- [Input material]:

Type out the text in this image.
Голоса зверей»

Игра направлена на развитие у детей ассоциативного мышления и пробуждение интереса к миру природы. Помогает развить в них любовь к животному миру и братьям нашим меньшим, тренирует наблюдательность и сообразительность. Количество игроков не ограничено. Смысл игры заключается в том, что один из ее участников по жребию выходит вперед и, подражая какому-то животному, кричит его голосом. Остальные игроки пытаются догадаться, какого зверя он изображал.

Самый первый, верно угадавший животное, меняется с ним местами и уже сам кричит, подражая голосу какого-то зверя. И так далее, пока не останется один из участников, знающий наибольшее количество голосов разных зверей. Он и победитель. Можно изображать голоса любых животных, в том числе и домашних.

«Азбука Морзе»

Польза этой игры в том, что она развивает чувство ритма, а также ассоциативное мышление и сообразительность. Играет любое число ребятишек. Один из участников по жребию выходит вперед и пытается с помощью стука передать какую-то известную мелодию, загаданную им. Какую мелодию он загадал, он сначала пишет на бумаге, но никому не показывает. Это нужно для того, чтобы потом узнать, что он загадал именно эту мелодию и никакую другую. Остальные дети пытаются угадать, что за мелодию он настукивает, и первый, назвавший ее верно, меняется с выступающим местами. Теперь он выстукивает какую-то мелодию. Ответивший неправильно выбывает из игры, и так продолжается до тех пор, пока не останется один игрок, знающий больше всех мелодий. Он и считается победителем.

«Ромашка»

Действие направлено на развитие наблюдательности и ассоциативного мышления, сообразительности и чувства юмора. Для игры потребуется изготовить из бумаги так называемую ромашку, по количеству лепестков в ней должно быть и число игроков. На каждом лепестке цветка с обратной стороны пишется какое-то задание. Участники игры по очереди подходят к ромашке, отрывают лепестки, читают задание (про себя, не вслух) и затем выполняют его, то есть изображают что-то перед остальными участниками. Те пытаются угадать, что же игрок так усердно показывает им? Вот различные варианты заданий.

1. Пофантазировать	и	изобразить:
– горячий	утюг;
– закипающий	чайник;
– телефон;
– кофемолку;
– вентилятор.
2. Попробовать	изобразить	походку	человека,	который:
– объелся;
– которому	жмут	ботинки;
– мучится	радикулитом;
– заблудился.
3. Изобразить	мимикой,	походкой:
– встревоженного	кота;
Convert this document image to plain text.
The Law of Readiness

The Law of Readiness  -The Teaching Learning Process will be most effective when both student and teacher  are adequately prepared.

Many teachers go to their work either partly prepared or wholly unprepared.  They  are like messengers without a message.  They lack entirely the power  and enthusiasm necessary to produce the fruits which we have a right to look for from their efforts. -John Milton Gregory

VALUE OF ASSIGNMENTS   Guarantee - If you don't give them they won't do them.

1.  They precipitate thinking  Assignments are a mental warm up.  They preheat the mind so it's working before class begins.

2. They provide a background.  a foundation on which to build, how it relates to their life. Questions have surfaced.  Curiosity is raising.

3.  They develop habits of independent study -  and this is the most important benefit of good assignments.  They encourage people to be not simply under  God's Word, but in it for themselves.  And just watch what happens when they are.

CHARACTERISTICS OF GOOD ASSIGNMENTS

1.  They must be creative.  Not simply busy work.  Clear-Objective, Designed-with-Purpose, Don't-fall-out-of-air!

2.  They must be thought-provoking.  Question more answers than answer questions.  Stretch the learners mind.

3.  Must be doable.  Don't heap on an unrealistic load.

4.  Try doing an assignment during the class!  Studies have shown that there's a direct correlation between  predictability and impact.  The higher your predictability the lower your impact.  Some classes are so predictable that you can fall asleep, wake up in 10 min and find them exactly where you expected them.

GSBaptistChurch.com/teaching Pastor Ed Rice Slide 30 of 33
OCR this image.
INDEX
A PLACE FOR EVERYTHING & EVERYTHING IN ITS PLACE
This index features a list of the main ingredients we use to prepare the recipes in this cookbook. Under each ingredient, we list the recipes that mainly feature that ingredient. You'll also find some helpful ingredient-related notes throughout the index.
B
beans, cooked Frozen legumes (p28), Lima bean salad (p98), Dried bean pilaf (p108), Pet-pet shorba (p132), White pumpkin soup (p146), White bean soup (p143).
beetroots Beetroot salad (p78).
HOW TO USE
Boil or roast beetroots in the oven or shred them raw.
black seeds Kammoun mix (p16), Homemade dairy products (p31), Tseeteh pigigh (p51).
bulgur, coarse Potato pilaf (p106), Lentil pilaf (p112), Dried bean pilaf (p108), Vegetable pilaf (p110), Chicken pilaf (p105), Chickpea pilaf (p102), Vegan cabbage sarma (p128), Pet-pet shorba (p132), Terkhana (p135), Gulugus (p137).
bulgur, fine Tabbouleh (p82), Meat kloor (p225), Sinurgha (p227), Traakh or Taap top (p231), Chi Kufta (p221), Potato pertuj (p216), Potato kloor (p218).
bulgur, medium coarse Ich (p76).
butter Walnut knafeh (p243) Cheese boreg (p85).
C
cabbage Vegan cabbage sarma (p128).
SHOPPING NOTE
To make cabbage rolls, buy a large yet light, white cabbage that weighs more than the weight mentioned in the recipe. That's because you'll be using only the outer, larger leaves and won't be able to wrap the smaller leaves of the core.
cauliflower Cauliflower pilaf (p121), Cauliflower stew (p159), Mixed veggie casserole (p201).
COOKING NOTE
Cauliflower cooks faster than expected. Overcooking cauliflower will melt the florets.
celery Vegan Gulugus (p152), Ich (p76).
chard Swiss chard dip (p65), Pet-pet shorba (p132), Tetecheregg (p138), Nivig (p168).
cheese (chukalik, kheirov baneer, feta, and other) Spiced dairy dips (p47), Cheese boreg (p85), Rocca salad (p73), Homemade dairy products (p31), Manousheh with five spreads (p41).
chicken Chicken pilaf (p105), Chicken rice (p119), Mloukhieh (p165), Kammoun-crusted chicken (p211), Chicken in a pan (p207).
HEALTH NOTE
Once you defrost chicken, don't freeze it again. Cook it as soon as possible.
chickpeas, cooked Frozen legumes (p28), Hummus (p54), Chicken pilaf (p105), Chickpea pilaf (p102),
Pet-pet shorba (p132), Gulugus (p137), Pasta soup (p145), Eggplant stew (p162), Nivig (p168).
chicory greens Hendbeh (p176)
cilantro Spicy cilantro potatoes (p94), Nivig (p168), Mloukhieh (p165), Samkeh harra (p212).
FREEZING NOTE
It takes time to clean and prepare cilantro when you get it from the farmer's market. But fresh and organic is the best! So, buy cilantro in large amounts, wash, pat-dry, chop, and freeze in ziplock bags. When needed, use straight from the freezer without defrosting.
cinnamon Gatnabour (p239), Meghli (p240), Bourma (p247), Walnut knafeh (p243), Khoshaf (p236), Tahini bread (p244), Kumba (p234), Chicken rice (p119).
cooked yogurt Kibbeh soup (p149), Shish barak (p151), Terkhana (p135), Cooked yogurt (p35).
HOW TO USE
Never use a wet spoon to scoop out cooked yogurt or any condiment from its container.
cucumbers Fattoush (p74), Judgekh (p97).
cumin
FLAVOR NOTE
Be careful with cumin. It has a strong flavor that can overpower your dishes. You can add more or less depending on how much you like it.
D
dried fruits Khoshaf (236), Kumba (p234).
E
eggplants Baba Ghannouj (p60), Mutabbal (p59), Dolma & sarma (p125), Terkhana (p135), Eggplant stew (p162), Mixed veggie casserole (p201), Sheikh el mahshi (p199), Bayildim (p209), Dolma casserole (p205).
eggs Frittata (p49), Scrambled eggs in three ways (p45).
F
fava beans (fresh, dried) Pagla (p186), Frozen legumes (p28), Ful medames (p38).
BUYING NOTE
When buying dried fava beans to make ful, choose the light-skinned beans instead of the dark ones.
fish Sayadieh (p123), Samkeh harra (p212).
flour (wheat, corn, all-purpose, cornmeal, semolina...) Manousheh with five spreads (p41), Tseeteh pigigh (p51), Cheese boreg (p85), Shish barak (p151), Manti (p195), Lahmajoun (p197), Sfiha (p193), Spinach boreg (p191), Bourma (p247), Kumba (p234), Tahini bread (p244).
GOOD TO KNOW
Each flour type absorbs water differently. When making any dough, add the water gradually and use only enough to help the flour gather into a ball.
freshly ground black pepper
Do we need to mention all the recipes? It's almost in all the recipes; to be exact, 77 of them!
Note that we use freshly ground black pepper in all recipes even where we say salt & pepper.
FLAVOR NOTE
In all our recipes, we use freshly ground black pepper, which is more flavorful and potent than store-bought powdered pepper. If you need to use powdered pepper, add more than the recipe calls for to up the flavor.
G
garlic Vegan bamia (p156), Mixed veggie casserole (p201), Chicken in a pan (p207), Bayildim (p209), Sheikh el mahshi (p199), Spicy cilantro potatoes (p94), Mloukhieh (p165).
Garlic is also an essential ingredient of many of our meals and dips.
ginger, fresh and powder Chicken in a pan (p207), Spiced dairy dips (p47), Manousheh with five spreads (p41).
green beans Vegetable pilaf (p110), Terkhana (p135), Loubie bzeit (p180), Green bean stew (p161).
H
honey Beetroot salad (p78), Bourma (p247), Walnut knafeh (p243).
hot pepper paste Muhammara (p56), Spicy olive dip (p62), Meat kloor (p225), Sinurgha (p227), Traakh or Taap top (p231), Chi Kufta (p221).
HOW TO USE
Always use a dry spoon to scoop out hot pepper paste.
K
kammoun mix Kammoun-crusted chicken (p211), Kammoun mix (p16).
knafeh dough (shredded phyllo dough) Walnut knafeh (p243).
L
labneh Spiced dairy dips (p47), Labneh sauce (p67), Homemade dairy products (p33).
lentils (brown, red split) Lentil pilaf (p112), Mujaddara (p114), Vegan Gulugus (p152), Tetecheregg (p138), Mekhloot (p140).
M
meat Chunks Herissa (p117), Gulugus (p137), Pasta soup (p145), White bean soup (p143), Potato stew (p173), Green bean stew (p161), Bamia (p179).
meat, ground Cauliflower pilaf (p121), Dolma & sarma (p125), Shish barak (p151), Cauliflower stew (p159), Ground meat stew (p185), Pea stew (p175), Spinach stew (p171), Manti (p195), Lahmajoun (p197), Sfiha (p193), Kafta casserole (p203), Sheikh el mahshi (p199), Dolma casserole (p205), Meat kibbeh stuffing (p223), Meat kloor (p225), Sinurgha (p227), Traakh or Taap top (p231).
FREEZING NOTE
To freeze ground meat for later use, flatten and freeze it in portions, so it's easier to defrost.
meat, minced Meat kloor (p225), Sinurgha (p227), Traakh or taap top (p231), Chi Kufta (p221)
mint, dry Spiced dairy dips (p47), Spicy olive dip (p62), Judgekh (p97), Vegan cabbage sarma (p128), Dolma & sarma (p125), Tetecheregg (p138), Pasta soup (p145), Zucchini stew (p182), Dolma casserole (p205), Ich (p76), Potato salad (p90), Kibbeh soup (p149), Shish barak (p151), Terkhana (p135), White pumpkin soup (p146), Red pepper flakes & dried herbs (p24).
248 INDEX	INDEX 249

- [Short task]: Only lines with the word "olive" should be collected from the material.

- [Output of the exercise]:
hot pepper paste Muhammara (p56), Spicy olive dip (p62), Meat kloor (p225), Sinurgha (p227), Traakh or Taap top (p231), Chi Kufta (p221).
mint, dry Spiced dairy dips (p47), Spicy olive dip (p62), Judgekh (p97), Vegan cabbage sarma (p128), Dolma & sarma (p125), Tetecheregg (p138), Pasta soup (p145), Zucchini stew (p182), Dolma casserole (p205), Ich (p76), Potato salad (p90), Kibbeh soup (p149), Shish barak (p151), Terkhana (p135), White pumpkin soup (p146), Red pepper flakes & dried herbs (p24).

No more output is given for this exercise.